Reading text Block Start

Rick Wolff proposes just such an alternative austerity program:
Serious efforts to collect income taxes from US-based multinational corporations, especially those who use internal pricing mechanisms to escape US taxation, would generate vast new federal revenues. The same applies to wealthy individuals. The US has no federal property tax on holdings of stocks, bonds, and cash accounts (states and localities levy no such property taxes either). If the federal government levied a 1 per cent tax on assets between $100,000 to 499,000, and 1.5 per cent on assets above $500,000, that would raise much new federal revenue (everyone’s first $100,000 could be exempted just as the existing US income tax exempts the first few thousands of dollars of individual incomes). Exiting the Iraq and Afghanistan disasters would do likewise. Ending tax exemptions for super-rich private educational institutions (Harvard, Yale, etc.) and for religious institutions (church-goers would then need to pay the costs of their churches) would be among the many other such alternative “reasonable” austerity measures.
Wolff moves the debate in the right direction, away from spending cuts and toward new sources of revenue.

Reading text Block End
Data for analysis Block Start

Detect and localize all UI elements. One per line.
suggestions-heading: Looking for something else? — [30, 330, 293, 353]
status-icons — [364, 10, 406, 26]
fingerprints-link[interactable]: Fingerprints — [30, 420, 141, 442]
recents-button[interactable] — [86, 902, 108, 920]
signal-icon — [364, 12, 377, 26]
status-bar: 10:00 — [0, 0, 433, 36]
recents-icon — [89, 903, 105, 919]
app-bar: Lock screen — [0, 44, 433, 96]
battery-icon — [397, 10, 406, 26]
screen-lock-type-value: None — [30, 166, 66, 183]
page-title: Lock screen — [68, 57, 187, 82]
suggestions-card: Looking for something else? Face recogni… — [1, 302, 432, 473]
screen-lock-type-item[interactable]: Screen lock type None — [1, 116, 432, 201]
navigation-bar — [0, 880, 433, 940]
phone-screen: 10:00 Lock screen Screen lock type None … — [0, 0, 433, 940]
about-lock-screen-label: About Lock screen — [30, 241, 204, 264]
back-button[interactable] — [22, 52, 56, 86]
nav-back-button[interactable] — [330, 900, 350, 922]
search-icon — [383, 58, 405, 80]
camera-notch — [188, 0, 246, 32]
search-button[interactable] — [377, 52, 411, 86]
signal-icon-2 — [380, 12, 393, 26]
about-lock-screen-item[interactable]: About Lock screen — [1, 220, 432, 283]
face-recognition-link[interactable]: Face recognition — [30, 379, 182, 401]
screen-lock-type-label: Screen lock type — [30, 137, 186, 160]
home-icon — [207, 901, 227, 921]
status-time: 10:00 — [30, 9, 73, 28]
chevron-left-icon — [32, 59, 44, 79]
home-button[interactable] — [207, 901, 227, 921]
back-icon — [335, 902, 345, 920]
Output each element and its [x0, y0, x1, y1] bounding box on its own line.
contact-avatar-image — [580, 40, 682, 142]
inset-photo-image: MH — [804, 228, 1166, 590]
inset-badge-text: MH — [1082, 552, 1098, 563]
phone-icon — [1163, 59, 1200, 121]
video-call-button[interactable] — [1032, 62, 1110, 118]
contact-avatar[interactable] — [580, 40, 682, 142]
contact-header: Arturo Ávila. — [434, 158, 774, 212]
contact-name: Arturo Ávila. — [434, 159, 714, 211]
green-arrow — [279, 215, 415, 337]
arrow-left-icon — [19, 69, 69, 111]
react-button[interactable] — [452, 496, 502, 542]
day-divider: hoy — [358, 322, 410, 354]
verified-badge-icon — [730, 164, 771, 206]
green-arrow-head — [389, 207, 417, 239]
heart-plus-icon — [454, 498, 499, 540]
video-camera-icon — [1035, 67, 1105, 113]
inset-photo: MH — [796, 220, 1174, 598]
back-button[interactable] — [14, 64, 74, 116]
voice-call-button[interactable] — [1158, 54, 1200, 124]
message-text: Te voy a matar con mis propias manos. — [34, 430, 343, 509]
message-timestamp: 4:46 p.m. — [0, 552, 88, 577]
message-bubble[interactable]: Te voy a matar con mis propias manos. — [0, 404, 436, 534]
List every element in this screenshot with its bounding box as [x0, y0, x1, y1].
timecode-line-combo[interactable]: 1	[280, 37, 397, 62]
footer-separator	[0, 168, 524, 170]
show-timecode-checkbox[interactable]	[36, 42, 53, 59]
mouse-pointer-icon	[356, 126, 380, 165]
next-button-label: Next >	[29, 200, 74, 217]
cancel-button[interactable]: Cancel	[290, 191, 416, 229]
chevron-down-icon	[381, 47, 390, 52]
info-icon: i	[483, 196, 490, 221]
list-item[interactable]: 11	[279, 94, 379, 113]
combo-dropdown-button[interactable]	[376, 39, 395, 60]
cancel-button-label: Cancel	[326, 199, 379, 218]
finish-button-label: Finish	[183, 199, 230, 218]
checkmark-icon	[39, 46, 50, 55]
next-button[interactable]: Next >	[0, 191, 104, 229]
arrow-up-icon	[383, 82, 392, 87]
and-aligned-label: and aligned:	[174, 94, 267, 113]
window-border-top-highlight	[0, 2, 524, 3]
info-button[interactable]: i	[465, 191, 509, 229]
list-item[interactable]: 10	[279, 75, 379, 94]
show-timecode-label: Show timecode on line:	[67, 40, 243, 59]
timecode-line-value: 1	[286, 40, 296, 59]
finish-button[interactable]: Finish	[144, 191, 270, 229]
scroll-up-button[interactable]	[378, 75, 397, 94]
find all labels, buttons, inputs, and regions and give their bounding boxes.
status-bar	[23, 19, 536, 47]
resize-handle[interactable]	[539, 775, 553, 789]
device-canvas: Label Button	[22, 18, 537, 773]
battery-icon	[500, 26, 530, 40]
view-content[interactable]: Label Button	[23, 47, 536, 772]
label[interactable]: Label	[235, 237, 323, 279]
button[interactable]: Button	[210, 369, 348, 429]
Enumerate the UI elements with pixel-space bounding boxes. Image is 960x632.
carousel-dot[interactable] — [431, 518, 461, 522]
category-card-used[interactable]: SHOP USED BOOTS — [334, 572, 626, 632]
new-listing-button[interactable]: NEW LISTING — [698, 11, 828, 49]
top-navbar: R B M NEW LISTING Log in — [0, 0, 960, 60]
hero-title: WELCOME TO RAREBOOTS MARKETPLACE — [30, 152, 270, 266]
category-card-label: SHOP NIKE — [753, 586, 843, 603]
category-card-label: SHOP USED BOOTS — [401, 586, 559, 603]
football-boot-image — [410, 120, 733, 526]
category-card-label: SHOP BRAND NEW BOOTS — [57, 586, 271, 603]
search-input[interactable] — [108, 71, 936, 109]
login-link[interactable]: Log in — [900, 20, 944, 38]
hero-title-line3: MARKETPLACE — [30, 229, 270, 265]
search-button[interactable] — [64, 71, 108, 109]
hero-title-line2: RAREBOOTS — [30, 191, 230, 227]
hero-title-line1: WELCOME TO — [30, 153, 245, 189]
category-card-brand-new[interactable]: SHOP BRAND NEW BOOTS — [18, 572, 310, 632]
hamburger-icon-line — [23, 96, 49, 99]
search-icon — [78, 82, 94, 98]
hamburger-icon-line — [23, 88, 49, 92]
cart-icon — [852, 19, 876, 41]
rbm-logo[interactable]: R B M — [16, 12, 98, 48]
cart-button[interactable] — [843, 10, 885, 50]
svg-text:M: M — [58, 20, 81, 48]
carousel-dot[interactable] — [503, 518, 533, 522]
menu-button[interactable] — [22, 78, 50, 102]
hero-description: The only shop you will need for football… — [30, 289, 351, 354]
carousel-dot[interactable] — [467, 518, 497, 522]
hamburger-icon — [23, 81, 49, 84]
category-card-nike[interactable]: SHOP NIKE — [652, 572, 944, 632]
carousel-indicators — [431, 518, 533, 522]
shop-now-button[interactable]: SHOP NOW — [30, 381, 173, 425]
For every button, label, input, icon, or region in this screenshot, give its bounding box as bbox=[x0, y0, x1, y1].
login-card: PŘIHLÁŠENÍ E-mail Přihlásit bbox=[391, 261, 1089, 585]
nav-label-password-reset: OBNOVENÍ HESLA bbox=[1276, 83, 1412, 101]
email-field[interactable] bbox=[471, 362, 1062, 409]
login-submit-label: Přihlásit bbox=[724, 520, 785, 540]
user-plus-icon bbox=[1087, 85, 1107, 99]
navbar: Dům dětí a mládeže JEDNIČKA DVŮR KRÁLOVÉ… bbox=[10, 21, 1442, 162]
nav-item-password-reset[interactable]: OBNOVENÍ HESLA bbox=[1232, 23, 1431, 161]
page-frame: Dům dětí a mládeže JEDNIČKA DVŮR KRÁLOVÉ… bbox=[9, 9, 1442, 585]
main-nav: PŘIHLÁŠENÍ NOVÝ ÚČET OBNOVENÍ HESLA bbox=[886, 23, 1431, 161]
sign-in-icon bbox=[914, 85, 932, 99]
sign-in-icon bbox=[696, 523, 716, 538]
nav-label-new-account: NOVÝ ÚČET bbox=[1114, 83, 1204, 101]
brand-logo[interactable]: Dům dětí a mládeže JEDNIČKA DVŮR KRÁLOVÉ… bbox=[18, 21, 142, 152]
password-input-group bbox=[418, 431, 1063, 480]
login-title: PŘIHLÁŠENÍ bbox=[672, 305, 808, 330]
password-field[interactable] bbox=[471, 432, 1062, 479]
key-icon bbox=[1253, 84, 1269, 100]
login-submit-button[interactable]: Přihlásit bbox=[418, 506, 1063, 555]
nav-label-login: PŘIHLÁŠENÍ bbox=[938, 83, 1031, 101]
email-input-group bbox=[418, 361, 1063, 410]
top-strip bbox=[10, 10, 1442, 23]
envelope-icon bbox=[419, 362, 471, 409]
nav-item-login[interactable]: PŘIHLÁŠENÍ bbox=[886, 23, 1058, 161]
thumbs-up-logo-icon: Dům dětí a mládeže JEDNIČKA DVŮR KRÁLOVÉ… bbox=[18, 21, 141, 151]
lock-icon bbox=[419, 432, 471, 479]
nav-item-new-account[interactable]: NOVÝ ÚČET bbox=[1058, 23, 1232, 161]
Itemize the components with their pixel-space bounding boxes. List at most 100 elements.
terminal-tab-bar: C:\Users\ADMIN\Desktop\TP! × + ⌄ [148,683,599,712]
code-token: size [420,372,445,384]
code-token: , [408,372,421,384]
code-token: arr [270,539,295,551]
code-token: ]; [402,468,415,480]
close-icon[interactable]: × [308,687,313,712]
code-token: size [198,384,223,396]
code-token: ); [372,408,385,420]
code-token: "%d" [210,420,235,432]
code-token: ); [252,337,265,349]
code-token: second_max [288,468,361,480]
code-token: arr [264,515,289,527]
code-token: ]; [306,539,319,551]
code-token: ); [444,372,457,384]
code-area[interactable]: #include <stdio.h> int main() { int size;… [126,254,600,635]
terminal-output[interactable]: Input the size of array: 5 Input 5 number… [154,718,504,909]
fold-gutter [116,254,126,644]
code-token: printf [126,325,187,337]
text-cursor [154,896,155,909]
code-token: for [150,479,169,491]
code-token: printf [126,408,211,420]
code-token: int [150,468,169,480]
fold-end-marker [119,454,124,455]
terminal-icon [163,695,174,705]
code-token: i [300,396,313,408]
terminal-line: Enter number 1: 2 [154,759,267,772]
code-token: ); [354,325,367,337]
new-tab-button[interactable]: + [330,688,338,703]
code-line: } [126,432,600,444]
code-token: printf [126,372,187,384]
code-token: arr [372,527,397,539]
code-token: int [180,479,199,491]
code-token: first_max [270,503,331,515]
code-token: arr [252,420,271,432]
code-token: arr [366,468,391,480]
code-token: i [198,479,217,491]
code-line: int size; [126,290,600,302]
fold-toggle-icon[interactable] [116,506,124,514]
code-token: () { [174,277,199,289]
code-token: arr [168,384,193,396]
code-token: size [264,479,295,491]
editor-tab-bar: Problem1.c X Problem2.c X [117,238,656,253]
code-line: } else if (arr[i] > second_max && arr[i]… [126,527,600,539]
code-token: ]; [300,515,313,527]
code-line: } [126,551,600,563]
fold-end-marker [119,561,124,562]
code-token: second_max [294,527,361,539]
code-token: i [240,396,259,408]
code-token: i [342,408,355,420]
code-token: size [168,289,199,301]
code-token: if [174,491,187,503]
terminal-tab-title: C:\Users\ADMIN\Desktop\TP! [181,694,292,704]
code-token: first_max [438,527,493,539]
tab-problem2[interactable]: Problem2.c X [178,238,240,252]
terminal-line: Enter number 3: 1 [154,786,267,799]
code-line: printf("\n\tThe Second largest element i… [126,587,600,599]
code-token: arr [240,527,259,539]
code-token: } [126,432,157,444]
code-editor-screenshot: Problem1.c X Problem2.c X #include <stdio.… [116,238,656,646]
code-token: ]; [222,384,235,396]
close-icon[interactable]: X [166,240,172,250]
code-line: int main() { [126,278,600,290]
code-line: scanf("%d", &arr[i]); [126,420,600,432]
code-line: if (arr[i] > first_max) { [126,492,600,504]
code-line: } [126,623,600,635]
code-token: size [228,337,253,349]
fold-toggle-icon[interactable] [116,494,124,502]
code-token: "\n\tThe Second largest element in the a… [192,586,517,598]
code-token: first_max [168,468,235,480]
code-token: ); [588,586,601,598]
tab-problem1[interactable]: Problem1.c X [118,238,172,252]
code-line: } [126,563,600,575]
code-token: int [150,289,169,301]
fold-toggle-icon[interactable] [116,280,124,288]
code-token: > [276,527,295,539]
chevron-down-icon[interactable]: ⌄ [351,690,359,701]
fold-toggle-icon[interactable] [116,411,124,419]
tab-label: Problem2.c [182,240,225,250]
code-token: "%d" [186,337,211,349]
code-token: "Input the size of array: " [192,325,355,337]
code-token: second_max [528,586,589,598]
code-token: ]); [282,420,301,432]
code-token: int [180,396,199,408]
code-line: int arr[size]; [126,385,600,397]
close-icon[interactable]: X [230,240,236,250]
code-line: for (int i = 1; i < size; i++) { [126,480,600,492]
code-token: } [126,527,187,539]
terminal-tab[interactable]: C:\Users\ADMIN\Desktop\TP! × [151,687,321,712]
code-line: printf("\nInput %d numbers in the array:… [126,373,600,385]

Data for analysis Block End

=== Work instruction ===
Summarize the passage on Rick Wolff's alternative austerity program in two sentences.

=== Task result ===
Rick Wolff proposes raising federal money by collecting taxes from US-based multinational corporations and wealthy individuals, taxing holdings of stocks, bonds and cash at 1 percent between $100,000 and $499,000 and 1.5 percent above $500,000, exiting Iraq and Afghanistan, and ending tax exemptions for super-rich private schools and religious institutions. The passage says this moves the debate in the right direction, away from spending cuts and toward new sources of revenue.